Exercise: Every entry below should be repeated exactly; the pictures should not.

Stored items
== == ==
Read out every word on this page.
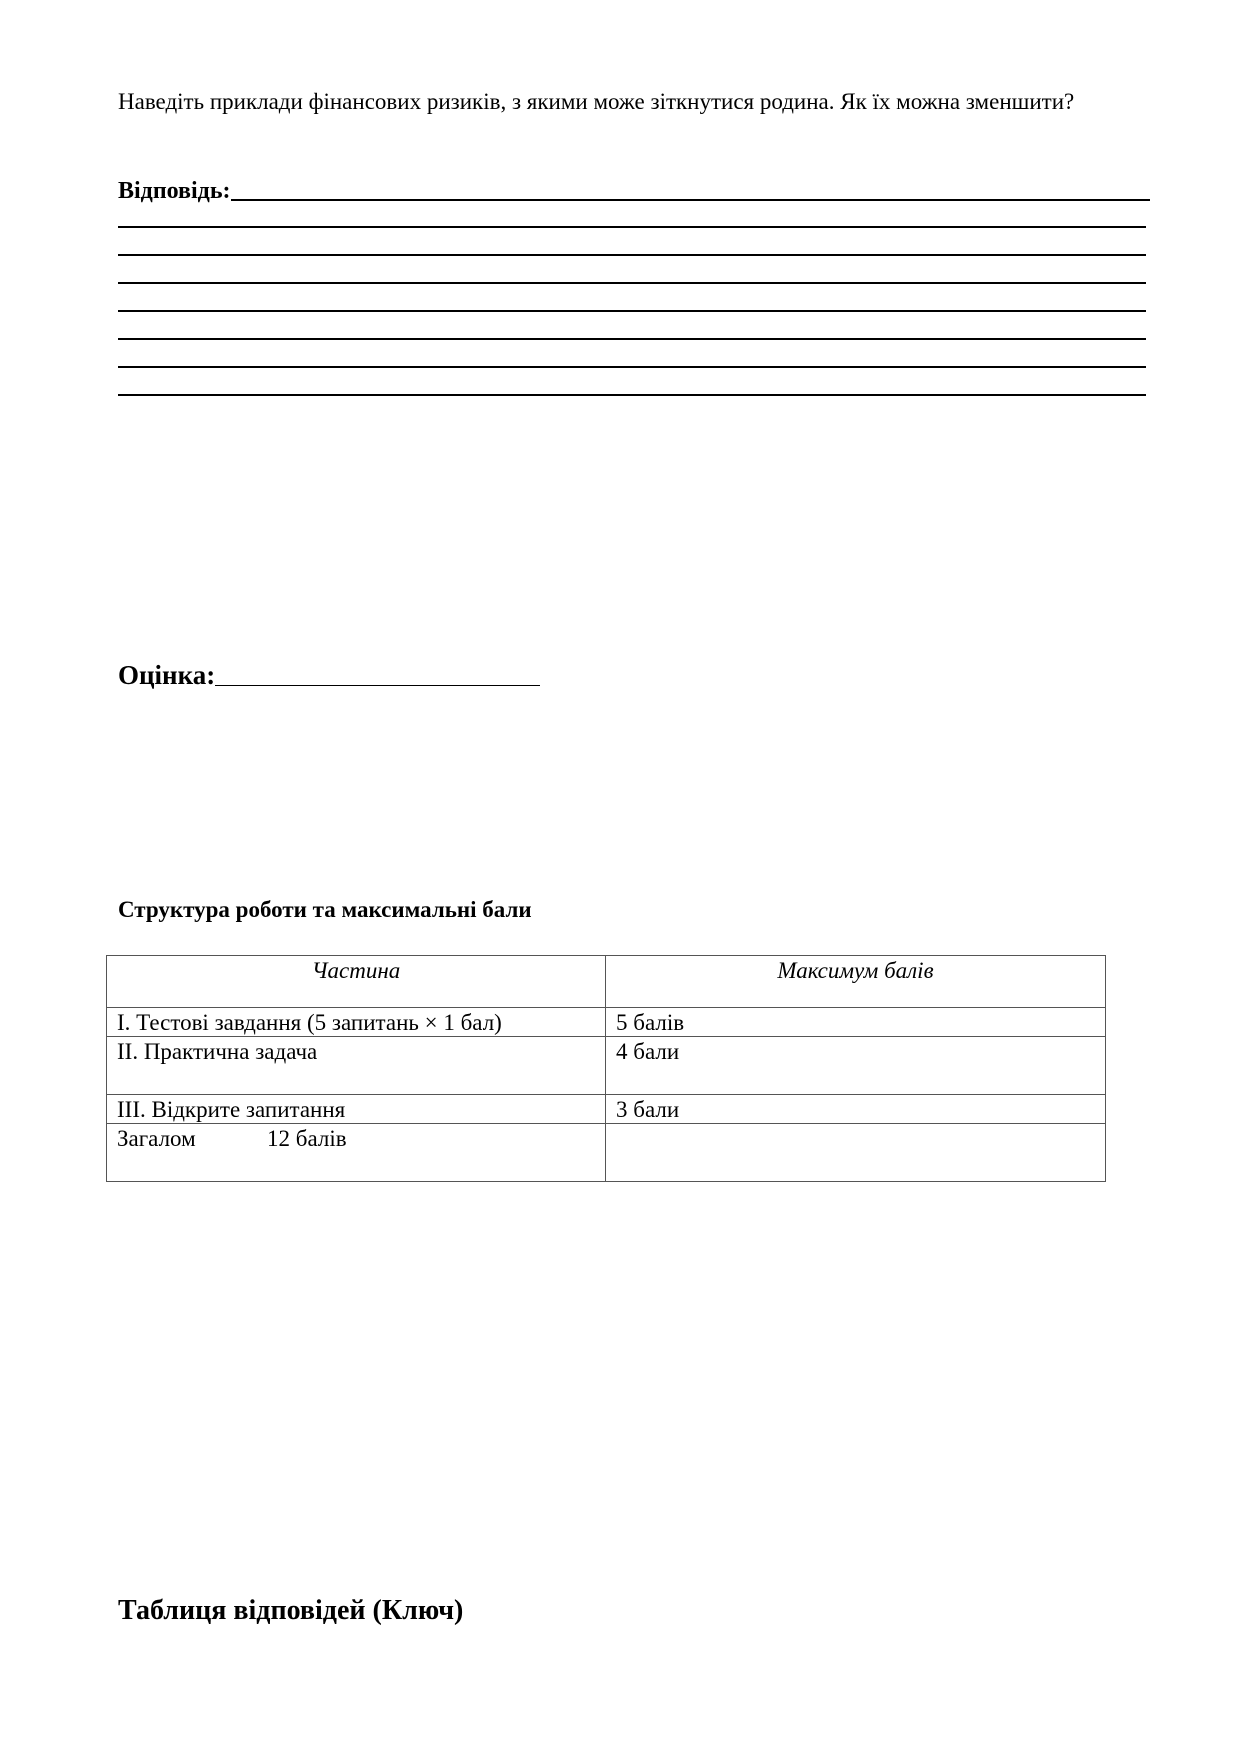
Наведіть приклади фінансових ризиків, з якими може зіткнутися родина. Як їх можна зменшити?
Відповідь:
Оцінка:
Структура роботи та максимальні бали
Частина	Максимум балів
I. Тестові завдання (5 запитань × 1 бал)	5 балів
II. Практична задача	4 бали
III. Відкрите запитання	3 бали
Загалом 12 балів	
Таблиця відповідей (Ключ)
== == ==
Finished answer:
Read out every word on this page.
Наведіть приклади фінансових ризиків, з якими може зіткнутися родина. Як їх можна зменшити?
Відповідь:
Оцінка:
Структура роботи та максимальні бали
Частина	Максимум балів
I. Тестові завдання (5 запитань × 1 бал)	5 балів
II. Практична задача	4 бали
III. Відкрите запитання	3 бали
Загалом 12 балів	
Таблиця відповідей (Ключ)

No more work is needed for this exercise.